═══ Material provided
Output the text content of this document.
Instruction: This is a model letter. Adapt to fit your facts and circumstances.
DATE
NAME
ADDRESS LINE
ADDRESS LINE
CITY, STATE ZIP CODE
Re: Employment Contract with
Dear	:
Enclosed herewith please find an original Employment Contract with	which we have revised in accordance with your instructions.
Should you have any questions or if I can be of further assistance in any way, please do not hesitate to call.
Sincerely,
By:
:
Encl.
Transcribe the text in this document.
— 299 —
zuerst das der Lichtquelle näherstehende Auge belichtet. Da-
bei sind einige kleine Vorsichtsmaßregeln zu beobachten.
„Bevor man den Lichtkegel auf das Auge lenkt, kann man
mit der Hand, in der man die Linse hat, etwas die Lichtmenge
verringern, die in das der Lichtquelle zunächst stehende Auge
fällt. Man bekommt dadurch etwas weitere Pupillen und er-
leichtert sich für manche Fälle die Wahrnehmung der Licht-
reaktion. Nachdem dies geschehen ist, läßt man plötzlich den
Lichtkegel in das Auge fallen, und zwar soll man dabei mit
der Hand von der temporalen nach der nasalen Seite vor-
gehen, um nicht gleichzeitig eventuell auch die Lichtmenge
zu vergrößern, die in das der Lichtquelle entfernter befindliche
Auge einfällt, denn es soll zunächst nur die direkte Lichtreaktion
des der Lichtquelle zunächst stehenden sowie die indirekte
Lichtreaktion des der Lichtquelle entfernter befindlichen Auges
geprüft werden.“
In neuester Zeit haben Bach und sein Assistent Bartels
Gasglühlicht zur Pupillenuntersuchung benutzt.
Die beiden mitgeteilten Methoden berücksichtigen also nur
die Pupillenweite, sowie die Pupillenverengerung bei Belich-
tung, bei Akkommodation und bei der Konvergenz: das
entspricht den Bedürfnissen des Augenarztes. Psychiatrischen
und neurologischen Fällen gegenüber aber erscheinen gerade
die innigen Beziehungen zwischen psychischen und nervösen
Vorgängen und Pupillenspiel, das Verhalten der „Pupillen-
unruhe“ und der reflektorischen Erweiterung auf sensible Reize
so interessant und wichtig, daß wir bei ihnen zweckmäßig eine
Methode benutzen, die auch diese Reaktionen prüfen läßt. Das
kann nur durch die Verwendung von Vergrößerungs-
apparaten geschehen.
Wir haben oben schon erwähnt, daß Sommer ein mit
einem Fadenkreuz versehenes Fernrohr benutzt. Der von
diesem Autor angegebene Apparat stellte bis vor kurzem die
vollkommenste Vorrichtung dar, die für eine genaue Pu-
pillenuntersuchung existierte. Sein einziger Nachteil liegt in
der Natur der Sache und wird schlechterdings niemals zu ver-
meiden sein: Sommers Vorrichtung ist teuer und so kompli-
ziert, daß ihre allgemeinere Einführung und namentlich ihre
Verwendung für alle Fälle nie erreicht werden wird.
══════
═══ Material provided
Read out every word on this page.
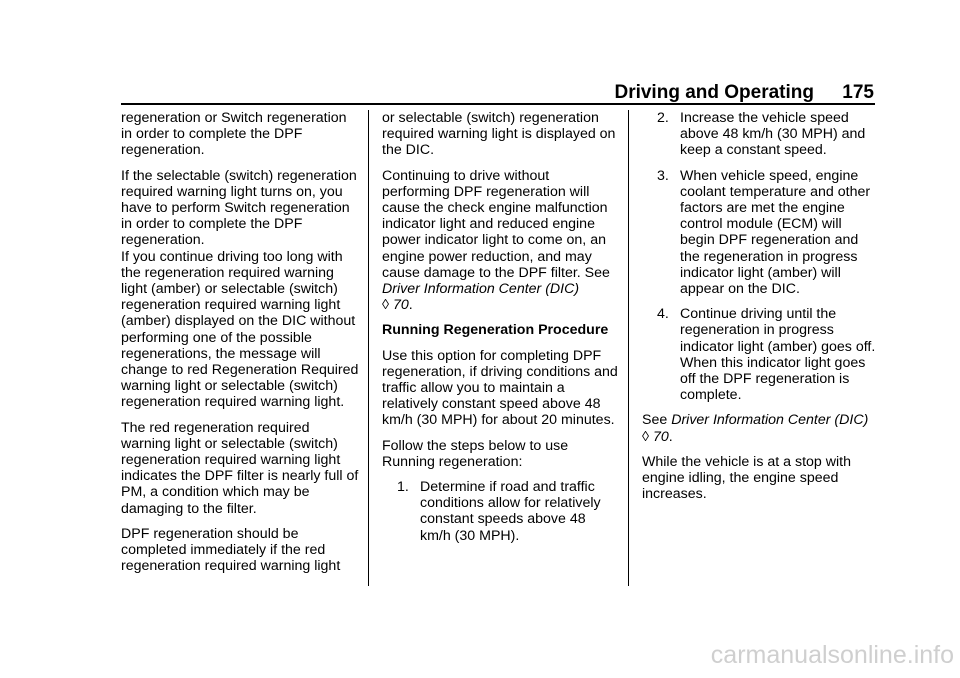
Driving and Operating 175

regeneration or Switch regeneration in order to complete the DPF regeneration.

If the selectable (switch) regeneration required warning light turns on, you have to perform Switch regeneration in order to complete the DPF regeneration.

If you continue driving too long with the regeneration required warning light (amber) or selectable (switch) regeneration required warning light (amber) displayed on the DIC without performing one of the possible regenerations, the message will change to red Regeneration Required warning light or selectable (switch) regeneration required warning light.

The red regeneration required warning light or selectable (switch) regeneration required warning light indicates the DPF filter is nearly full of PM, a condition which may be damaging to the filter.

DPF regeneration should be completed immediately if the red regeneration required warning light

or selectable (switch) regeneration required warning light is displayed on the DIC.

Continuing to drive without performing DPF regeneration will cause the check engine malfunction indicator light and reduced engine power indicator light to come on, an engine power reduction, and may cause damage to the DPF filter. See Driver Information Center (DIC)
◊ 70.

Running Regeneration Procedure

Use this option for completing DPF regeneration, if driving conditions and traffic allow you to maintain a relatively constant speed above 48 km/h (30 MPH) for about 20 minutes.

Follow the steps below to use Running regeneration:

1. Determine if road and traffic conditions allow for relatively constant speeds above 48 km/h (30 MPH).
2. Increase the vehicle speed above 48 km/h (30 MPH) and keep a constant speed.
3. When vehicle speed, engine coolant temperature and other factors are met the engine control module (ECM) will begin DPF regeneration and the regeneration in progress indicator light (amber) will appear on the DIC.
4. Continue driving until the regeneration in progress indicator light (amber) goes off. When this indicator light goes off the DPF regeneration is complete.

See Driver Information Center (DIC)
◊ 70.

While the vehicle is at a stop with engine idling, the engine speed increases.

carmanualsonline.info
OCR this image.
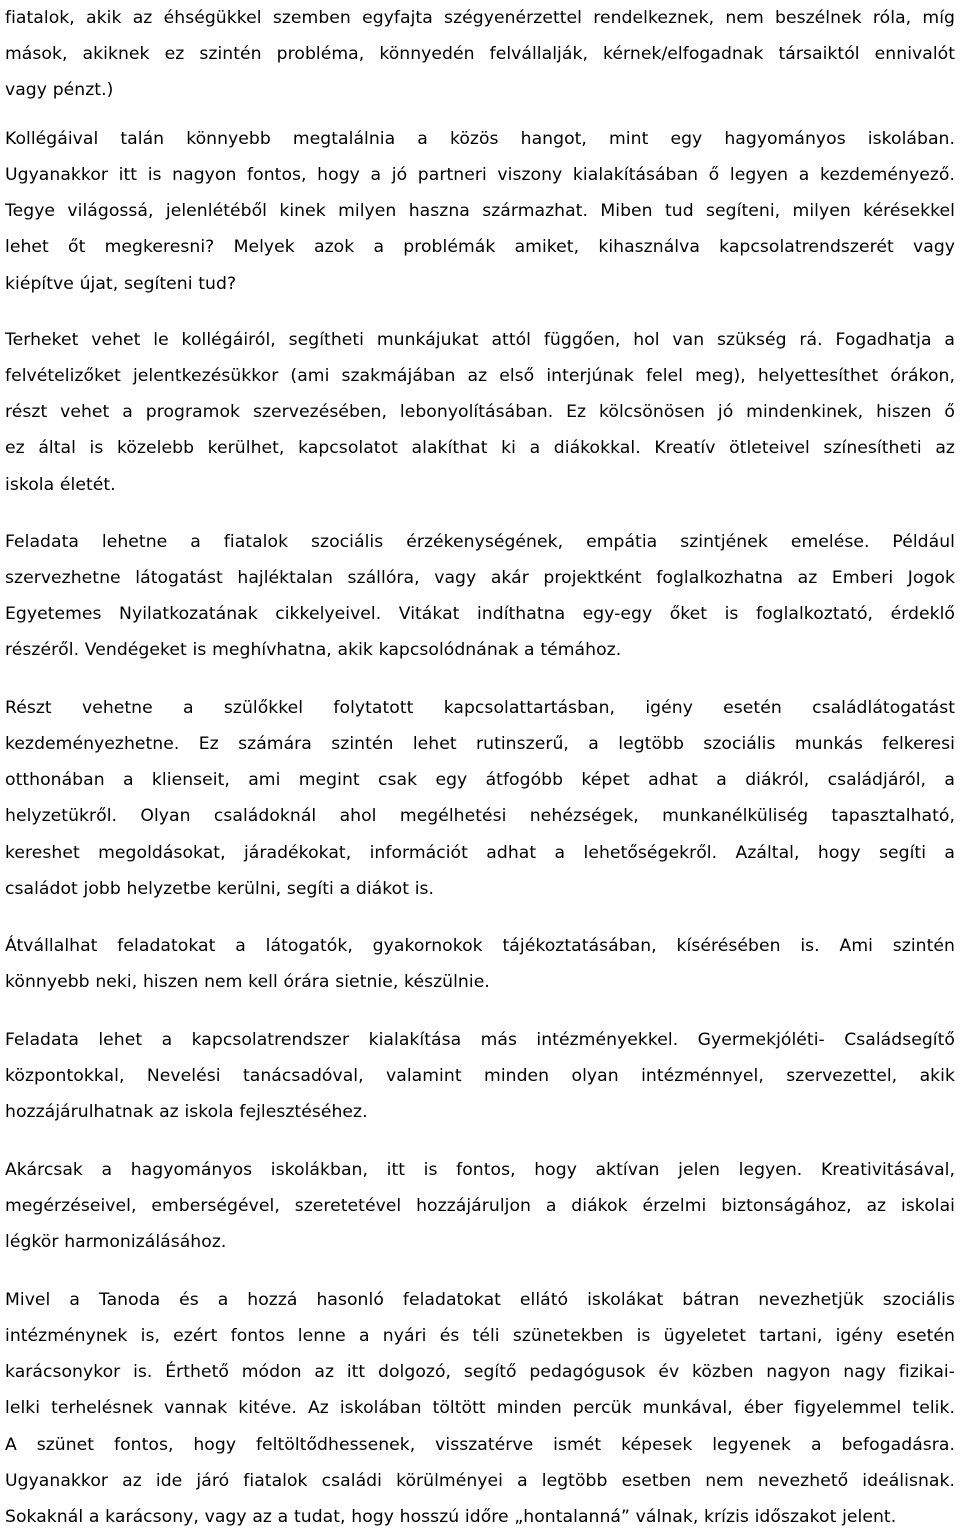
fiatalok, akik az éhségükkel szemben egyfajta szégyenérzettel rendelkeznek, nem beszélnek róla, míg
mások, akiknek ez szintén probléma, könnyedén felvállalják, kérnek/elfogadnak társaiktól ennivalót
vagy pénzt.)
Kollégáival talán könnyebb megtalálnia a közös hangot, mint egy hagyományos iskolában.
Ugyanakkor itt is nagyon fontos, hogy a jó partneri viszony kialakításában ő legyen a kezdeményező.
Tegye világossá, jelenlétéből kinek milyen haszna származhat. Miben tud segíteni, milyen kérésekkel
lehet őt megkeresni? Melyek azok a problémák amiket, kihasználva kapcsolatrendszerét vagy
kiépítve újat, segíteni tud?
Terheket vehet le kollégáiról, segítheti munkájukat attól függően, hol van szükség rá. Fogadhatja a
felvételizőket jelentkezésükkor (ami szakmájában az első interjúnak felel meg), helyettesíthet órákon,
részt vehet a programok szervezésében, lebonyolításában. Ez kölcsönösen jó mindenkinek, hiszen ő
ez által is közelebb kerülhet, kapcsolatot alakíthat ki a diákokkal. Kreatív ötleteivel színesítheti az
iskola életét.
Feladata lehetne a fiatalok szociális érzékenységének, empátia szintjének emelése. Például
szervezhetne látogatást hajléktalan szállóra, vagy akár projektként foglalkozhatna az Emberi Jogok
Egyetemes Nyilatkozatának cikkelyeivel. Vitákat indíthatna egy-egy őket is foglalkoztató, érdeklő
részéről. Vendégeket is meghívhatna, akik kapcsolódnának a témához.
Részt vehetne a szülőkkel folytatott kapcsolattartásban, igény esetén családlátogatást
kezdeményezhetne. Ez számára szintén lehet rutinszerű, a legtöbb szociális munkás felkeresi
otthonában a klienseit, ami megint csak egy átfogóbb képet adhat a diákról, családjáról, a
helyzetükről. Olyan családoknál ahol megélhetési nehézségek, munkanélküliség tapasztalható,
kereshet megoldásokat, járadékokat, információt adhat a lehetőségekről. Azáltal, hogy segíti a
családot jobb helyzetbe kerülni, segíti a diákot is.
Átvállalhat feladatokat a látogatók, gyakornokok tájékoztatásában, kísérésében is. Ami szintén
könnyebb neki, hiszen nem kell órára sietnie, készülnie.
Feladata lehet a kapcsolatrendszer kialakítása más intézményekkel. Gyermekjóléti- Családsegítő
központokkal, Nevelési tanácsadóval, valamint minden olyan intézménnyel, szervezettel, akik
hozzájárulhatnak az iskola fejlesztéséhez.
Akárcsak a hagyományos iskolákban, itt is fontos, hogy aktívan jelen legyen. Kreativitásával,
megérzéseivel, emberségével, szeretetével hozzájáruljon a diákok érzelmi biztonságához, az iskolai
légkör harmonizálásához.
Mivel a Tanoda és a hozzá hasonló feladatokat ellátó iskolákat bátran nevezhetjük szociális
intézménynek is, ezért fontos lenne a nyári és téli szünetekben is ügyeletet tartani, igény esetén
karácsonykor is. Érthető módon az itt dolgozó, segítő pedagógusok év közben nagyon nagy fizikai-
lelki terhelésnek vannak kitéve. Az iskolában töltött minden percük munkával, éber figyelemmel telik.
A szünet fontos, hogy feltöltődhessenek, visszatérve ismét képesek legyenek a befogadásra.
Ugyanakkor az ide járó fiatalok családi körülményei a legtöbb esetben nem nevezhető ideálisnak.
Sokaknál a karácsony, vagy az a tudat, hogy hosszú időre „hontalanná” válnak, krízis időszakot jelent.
══════
═══ Material provided
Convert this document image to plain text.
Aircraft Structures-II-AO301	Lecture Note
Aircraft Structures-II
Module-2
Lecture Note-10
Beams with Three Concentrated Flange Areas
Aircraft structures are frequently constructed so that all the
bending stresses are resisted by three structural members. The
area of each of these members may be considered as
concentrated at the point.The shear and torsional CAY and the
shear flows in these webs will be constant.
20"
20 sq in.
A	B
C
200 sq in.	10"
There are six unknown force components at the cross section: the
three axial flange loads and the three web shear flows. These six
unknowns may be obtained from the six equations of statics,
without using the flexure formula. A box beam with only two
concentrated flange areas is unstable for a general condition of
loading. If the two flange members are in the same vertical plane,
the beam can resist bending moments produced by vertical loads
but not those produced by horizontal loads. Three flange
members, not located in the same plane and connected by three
══════
Given request:
Filter for "werden". Return all lines that hold it.

Problem solution:
geprüft werden.“
Verwendung für alle Fälle nie erreicht werden wird.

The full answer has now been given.